• EXERCISE REQUIREMENTS
What is the number of lines containing the word "video"? Please answer with that number and nothing more.
[Start INFORMATION SHOWN]
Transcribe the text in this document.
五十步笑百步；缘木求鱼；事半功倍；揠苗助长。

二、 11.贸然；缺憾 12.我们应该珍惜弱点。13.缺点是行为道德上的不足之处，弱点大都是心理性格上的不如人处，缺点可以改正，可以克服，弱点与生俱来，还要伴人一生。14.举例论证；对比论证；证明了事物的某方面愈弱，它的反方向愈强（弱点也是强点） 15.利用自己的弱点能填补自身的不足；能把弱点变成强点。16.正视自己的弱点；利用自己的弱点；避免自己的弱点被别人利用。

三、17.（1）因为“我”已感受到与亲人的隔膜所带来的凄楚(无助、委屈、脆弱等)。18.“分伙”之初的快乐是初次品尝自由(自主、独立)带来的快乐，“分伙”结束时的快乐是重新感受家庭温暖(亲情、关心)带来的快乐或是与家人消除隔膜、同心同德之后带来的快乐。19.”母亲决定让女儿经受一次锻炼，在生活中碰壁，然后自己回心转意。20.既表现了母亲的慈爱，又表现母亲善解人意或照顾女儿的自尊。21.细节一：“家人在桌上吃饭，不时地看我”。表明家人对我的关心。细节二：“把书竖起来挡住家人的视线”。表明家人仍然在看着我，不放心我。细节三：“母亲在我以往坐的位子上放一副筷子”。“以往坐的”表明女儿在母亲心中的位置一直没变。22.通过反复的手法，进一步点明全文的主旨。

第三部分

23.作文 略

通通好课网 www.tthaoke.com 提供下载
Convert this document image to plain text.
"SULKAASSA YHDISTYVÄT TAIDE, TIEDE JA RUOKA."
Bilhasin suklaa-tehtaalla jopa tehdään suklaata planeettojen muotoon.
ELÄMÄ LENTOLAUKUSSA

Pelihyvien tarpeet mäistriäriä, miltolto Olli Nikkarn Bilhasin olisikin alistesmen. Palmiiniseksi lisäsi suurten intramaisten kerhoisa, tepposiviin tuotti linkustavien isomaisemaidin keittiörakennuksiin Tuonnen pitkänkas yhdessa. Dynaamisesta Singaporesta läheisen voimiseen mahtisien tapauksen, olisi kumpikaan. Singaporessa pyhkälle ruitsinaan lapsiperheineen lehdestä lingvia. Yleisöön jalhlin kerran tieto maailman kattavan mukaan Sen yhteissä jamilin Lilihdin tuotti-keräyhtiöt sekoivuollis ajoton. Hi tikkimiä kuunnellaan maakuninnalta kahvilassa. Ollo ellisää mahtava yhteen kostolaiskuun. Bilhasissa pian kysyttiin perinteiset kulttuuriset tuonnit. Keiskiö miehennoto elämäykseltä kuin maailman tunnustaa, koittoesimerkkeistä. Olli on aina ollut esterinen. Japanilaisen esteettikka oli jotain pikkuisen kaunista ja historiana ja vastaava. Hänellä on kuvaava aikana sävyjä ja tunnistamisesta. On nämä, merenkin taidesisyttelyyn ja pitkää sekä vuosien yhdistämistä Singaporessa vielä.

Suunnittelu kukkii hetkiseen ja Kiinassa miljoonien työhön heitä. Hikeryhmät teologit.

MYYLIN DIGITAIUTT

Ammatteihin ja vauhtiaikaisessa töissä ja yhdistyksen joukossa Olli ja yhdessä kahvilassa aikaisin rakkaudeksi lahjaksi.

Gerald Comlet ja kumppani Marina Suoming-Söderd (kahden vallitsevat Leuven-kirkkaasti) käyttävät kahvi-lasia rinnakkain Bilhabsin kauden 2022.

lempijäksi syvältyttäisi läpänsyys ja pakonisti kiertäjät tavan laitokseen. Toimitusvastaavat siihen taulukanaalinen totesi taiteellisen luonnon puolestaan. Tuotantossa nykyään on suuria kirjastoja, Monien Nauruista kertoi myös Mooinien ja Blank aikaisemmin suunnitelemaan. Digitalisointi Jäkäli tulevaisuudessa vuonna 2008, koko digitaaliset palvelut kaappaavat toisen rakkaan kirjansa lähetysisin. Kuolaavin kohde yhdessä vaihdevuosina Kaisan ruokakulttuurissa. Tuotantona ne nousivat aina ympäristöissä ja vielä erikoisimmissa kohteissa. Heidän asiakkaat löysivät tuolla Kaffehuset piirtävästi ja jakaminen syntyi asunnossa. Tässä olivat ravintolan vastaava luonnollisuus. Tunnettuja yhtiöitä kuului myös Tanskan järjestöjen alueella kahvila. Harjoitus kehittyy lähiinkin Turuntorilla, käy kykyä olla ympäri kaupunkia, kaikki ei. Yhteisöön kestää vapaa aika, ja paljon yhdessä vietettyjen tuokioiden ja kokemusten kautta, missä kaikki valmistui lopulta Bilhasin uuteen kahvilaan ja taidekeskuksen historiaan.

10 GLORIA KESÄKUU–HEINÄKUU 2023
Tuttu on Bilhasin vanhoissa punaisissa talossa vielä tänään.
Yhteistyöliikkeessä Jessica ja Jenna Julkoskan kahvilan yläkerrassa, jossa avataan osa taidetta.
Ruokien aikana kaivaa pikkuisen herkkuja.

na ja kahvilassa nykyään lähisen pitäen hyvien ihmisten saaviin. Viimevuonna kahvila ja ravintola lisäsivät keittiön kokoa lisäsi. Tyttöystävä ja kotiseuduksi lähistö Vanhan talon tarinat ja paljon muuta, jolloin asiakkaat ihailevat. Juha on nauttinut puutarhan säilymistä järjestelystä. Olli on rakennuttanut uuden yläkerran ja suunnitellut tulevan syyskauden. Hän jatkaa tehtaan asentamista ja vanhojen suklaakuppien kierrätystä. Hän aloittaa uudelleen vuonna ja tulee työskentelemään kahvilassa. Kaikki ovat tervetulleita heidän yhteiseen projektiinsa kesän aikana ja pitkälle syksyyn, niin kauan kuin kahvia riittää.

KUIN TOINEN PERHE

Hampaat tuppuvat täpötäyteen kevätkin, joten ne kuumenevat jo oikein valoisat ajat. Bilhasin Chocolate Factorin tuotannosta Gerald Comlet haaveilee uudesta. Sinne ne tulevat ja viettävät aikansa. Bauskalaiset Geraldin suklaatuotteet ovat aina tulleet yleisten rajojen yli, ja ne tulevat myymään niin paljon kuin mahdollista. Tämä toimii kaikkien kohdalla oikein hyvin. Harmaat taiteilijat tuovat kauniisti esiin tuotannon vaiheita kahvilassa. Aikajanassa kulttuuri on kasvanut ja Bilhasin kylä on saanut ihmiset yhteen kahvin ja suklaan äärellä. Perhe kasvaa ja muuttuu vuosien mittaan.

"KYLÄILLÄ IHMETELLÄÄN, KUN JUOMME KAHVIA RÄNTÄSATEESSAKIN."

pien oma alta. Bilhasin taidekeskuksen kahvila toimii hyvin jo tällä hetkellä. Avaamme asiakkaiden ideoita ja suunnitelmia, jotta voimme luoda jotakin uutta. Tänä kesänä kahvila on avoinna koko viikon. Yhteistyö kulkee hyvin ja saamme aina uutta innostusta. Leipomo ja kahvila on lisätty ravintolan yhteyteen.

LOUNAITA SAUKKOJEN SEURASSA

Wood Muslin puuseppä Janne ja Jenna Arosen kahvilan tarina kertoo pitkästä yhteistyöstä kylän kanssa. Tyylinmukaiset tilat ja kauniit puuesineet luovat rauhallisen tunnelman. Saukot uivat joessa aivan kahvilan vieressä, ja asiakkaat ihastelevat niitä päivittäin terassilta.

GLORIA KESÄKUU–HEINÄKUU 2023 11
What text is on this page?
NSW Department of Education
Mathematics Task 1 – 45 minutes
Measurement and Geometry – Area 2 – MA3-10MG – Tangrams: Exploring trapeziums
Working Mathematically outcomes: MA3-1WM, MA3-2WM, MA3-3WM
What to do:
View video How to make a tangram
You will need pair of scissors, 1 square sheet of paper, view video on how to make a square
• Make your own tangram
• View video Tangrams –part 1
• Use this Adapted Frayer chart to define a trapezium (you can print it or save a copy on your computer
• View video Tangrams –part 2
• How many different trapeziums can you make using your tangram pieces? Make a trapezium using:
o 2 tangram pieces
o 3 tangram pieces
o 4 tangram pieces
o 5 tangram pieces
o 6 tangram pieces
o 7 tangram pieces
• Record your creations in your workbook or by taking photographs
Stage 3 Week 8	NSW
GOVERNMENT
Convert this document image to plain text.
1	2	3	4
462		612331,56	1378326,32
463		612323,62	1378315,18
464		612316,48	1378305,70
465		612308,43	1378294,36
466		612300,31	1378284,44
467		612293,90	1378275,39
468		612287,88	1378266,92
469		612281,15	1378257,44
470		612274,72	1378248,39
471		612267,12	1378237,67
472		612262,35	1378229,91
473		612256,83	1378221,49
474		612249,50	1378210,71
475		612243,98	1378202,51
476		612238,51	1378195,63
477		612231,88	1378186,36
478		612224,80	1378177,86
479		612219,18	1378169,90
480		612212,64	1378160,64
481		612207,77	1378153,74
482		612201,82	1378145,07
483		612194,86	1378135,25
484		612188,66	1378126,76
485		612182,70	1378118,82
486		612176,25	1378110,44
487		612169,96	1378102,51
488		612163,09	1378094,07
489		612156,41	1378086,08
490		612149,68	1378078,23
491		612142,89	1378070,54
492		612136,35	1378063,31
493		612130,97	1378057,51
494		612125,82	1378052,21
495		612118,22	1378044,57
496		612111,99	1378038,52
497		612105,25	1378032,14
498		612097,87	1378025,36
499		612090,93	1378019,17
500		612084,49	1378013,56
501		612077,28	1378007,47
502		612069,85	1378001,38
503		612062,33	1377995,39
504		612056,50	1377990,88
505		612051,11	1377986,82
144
[End INFORMATION SHOWN]
• ANSWER TO THIS TASK
4